_TASKS_
1. Reproduce the stretch of the debris flow introduction from "However, there are" through "in natural conditions." word for word.
2. List every publication that the debris flow introduction cites for laboratory experiments on debris flows.

-------- EXCERPT

1 Introduction

Irregularities on the Earth’s surface represent the space within which the processes of rock destruction and the gravitational movement of the products of this destruction down to the plain are intensive. The overall picture is complicated by the presence of water which in liquid and solid form together with loose-fragmental debris participates in the process of such natural movement.

The physical laws that govern the overall process of the mass movement are known, but it is really difficult to estimate the effect of simultaneous impact of different kinds of factors. This happens because of the limitations of our knowledge when it comes to the rarely observed phenomena such as debris flows.

Despite the fact that the research work devoted to study of the debris flows and to the methods of their numerical modelling has been conducted for more than a century, the efficiency of mitigation measures is still often insufficient. This situation is due primarily to shortage of reliable actual data on the characteristics of the debris flows. The main features of debris flows are the unexpectedness of their occurrence, short duration, and great destructive power. This leads to the difficulty in direct observation of the phenomenon. So far, most methods of debris flows parameters estimation have been based on the study of the traces left by the former debris flows. The reliability of such data is too high.

In this connection, the data obtained as the result of the direct observation of the phenomenon is very important.

The laboratory experiments on the debris flows have been carried out by Van Steun and Coutard (1989), Holmes et al. (1990), Yang et al. (2011), Turnbull et al. (2015), etc.

Observations of the parameters of periodically coming debris flows have been reflected in publications of Curry (1966), Suwa et al. (1973), Suwa and Okuda (1983), Gallino and Pierson (1984), Savage and Lun (1988), Arratano et al. (1997), Genevois et al. (2000), Parsons et al. (2001), Lin et al. (2004), McArdell et al. (2007), Holmes and Over (2008), Shieh et al. (2009), Yang et al. (2014), etc.

However, there are not many results available from the full-scale experiments due to the problems with creation of a large debris flows in natural conditions.

----------------
-------- DATA LISTING

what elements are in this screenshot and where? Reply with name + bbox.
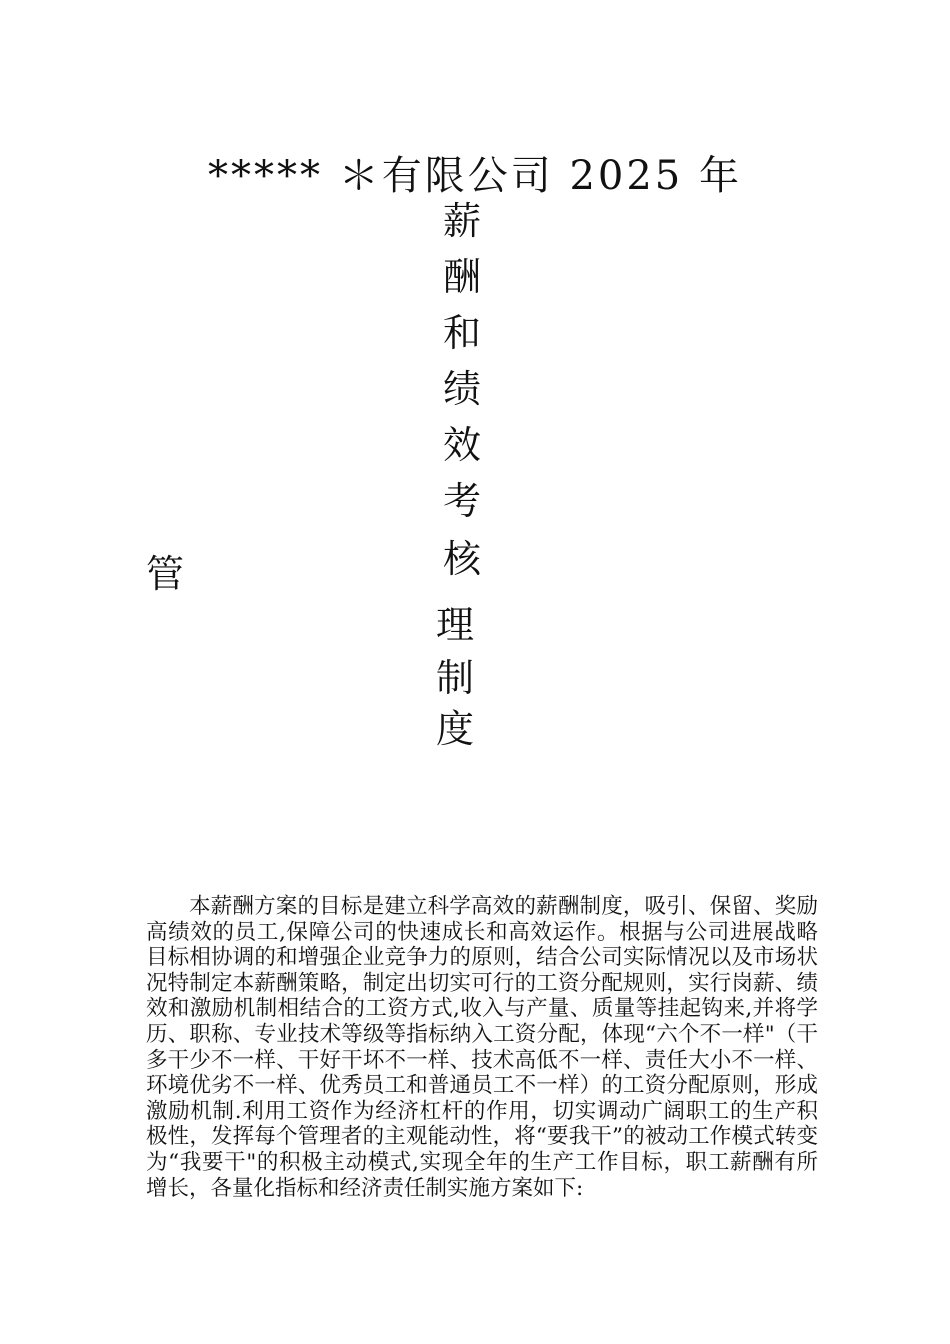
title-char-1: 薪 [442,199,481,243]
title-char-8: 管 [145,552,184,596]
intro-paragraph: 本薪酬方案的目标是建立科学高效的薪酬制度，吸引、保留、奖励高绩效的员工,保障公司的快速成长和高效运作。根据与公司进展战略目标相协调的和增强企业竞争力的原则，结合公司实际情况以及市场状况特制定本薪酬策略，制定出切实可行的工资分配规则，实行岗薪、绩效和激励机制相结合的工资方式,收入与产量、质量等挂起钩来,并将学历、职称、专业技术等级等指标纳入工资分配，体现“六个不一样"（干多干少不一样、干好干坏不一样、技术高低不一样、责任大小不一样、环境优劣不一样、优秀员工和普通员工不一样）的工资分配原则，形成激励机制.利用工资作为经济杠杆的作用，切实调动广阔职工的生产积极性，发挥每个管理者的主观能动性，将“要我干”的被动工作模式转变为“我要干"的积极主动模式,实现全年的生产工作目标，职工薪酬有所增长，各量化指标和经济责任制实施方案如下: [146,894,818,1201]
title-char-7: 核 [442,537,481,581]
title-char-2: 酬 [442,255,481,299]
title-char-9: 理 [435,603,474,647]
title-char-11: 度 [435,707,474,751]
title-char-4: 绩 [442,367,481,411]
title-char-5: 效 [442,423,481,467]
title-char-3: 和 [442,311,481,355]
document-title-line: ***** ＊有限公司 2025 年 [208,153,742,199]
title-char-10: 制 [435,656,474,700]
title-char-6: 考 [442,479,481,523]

----------------
-------- DATA LISTING

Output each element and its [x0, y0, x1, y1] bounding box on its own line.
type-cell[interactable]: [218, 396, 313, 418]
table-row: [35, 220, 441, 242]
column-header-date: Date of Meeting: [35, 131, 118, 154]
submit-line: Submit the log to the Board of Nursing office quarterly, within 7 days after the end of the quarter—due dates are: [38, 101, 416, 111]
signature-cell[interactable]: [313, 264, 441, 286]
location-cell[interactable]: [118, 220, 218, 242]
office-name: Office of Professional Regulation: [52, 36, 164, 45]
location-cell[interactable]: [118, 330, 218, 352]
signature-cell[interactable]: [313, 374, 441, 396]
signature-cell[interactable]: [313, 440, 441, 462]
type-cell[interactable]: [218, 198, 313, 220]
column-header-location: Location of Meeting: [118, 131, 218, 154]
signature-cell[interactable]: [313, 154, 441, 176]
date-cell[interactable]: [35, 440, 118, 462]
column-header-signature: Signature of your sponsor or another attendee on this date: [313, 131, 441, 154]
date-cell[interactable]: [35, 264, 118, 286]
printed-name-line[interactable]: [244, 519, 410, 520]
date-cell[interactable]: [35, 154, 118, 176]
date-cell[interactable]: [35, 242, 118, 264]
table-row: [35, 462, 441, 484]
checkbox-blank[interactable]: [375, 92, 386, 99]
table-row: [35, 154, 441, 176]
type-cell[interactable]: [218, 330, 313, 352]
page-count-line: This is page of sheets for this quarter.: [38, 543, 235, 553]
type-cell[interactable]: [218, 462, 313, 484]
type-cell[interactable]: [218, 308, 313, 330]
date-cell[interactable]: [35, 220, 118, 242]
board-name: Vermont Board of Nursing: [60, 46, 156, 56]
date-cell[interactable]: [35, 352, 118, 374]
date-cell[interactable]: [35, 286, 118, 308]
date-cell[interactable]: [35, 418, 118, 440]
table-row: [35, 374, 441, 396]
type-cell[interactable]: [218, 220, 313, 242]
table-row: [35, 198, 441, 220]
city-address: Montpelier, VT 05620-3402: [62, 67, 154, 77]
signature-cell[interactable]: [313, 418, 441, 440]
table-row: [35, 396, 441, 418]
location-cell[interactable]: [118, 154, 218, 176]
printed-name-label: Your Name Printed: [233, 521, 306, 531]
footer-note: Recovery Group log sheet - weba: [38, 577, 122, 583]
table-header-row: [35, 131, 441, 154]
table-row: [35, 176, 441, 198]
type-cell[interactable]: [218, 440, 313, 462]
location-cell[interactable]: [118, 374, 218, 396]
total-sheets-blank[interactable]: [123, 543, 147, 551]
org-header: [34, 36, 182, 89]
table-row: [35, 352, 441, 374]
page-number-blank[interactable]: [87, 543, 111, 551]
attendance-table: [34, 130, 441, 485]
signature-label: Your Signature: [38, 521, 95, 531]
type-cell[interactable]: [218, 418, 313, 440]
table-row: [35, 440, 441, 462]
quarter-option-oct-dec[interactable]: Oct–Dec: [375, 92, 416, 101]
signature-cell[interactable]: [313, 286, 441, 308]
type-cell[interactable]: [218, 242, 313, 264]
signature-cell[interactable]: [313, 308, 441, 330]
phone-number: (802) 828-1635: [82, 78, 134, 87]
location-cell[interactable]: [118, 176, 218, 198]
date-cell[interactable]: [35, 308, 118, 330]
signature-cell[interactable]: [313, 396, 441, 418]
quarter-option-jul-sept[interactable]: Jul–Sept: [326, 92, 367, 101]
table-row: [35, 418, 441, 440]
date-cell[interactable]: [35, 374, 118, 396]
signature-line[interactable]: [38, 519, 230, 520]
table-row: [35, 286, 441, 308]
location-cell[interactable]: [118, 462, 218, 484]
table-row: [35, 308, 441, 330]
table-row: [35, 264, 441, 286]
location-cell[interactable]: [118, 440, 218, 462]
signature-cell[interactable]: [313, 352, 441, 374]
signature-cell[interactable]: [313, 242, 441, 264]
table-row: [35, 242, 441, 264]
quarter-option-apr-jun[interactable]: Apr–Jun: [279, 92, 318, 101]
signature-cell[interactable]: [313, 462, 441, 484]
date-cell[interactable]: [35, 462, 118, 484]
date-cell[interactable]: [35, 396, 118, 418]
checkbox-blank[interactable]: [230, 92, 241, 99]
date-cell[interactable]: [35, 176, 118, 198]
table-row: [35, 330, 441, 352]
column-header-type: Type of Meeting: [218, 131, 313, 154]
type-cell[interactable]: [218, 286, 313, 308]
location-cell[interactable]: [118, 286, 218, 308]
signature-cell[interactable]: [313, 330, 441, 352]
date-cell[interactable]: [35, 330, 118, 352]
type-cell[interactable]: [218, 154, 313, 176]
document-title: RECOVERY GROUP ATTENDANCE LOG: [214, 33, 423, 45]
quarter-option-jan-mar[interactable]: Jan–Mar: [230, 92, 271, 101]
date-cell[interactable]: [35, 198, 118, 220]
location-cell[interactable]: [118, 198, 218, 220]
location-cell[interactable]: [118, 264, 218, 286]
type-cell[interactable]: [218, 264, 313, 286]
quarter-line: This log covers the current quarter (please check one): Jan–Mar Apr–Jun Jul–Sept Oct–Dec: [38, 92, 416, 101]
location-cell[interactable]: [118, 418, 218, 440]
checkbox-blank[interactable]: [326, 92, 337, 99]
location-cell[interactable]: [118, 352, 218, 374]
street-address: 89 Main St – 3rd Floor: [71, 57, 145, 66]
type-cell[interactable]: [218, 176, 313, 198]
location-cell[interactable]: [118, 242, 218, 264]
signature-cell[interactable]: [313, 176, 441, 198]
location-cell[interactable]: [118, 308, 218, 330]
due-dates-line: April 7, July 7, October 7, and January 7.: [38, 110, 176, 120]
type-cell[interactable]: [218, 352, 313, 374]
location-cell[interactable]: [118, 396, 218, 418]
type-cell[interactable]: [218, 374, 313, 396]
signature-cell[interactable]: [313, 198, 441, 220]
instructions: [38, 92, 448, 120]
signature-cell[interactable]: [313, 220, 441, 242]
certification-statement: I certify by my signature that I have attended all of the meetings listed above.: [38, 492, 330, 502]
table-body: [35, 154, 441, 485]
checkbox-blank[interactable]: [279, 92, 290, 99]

----------------
-------- DATA LISTING

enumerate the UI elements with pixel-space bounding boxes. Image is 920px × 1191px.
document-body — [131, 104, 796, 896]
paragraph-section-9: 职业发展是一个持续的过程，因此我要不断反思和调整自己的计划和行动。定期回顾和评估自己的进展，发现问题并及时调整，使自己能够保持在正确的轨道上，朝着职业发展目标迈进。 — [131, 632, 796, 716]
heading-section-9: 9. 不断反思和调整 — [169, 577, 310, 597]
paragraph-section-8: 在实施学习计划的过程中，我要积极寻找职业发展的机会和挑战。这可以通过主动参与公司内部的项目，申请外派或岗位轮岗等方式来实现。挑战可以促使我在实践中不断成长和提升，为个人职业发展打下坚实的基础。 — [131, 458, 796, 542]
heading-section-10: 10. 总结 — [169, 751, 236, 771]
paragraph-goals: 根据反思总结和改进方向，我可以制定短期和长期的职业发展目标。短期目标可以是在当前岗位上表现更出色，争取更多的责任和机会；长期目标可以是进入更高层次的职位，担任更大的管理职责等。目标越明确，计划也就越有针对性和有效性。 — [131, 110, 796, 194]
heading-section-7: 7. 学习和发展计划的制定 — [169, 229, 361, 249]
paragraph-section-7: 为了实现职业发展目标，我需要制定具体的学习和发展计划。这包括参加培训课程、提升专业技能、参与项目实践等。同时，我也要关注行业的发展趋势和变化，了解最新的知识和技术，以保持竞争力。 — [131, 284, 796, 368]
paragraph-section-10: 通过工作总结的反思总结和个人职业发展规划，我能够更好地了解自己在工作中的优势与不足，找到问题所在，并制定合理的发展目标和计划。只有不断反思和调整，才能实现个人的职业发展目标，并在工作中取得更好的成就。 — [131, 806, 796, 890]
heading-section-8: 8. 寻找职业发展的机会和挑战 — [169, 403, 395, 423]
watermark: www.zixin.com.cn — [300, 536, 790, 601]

----------------

_RESULTS FOR THE EXERCISE_
1.
However, there are not many results available from the full-scale experiments due to the problems with creation of a large debris flows in natural conditions.

2.
- Van Steun and Coutard (1989)
- Holmes et al. (1990)
- Yang et al. (2011)
- Turnbull et al. (2015)